_Reading text_

Content starts

I'm porting some code I wrote that uses the Win32 api to linux. Is there a worker thread queue api or library in linux? I'd like to find something similar to the Win32 QueueUserWorkItem, since I'd rather not roll my own thread queue.
There's an intel project under GPL called Threading Building Blocks, but it's a C++ library. I also found libcprops, but the project doesn't seem to be maintained and doesn't actually implement a queue, just a pool. Finally there are kernel workqueues (linux/workqueue.h), but these seem to be made with kernel space driver code in mind. Would they work in a userspace program?
Can anyone point me to a library or api that will let me schedule jobs to be run by a pool of threads with a fixed size?
Can anyone point me to a library or api that will let me schedule jobs to be run by a pool of threads with a fixed size?
Thanks!
AFAIK there are no such equivalent set of APIs that are de facto in the linux world. I am not familiar with the projects you referenced, but depending on your needs, implementing pthread pool may not be complex undertaking IMHO. At the other end of the spectrum, there is the open-source resource manager Simple Linux Utility for Resource Management (SLURM) which has a plug-in job scheduler if that is what you are looking for.
Thanks for the links, both of you. I'm somewhat familiar with both pthreads and Boost. My impression was that they would both be decent starting places if I wanted to implement a thread pool myself, but this is exactly what I'm trying to avoid. SLURM seems way too heavy.
The program I'm porting has a section where it runs some functions that traverse a 3D dataset where the columns and planes can alternatively be processed independently. The idea of the thread pool was to amortize the creation cost of threads created to process the rows/cols across many jobs. I assume you guys know that's what I was getting at by your answers, but I suppose a little clarification never hurts. Anyway, I'm looking for speed here, since this happens at video rates, on a single system. (I have a system with many cores, large dataset, etc). I'm no threading expert, so I could see myself easily spending a week creating my own pthreads work queue and debugging it. Do you know any example code for something like this? It seems hard to believe that no one is doing this in C in linux. Or is it easier than I'm thinking?
I'm porting some code I wrote that uses the Win32 api to linux. Is there a worker thread queue api or library in linux? I'd like to find something similar to the Win32 QueueUserWorkItem, since I'd rather not roll my own thread queue.
There's an intel project under GPL called Threading Building Blocks, but it's a C++ library. I also found libcprops, but the project doesn't seem to be maintained and doesn't actually implement a queue, just a pool. Finally there are kernel workqueues (linux/workqueue.h), but these seem to be made with kernel space driver code in mind. Would they work in a userspace program?
Can anyone point me to a library or api that will let me schedule jobs to be run by a pool of threads with a fixed size?
You can check my implementation of a thread pool on github or sourceforge. What makes it more helpful than the previous posts is that it has full documentation of design and usage.

Content ends

_Information_

Content starts

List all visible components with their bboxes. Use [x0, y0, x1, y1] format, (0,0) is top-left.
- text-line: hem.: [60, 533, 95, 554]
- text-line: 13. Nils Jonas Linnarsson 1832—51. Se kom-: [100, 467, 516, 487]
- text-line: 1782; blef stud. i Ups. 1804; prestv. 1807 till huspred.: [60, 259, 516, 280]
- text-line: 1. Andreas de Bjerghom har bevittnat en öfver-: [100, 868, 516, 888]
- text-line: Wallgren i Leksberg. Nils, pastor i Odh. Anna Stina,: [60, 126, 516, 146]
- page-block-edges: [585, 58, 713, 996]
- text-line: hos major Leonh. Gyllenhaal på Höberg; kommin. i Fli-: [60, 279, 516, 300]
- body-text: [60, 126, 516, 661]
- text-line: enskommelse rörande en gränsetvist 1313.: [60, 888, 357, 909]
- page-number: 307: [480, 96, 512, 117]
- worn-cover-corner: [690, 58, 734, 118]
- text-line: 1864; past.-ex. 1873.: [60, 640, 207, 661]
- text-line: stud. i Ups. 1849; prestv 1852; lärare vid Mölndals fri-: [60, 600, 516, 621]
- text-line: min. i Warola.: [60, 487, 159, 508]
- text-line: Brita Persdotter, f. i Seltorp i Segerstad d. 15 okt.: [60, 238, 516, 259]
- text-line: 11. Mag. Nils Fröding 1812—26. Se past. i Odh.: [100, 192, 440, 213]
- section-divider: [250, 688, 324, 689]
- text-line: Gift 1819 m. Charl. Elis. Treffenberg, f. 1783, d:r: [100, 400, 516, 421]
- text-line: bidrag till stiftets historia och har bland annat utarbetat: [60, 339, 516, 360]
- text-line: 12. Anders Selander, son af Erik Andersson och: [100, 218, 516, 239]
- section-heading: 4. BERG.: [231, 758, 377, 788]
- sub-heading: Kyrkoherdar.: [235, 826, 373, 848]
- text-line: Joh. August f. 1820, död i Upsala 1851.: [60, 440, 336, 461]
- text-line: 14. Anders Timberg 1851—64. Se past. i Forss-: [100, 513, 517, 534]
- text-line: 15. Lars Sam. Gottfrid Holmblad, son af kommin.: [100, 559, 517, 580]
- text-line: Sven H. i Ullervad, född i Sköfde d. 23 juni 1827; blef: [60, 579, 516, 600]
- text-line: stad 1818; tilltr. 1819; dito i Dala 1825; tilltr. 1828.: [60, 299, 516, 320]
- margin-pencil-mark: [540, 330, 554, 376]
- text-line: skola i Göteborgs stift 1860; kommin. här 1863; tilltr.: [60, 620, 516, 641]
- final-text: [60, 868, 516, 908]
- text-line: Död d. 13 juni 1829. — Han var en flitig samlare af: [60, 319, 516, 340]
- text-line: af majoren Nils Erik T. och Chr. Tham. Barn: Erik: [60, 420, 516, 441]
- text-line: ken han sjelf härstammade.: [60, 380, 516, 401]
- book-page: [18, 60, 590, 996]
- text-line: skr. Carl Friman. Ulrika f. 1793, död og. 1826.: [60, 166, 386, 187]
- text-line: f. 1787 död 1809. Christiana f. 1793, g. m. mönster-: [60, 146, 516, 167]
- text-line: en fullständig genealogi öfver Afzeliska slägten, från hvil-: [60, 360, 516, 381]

Content ends

_What this exercise asks_
a – In the thread-pool discussion, the original poster names options they already found. List each one.
b – Copy the thread-pool discussion from "You can check" to "design and usage.".
c – According to the thread-pool discussion, at what rate does the processing of the 3D dataset happen?
The entries are separate material from the thread-pool discussion.

_Solved tasks_
a –
Threading Building Blocks
libcprops
kernel workqueues (linux/workqueue.h)

b –
You can check my implementation of a thread pool on github or sourceforge. What makes it more helpful than the previous posts is that it has full documentation of design and usage.

c – At video rates.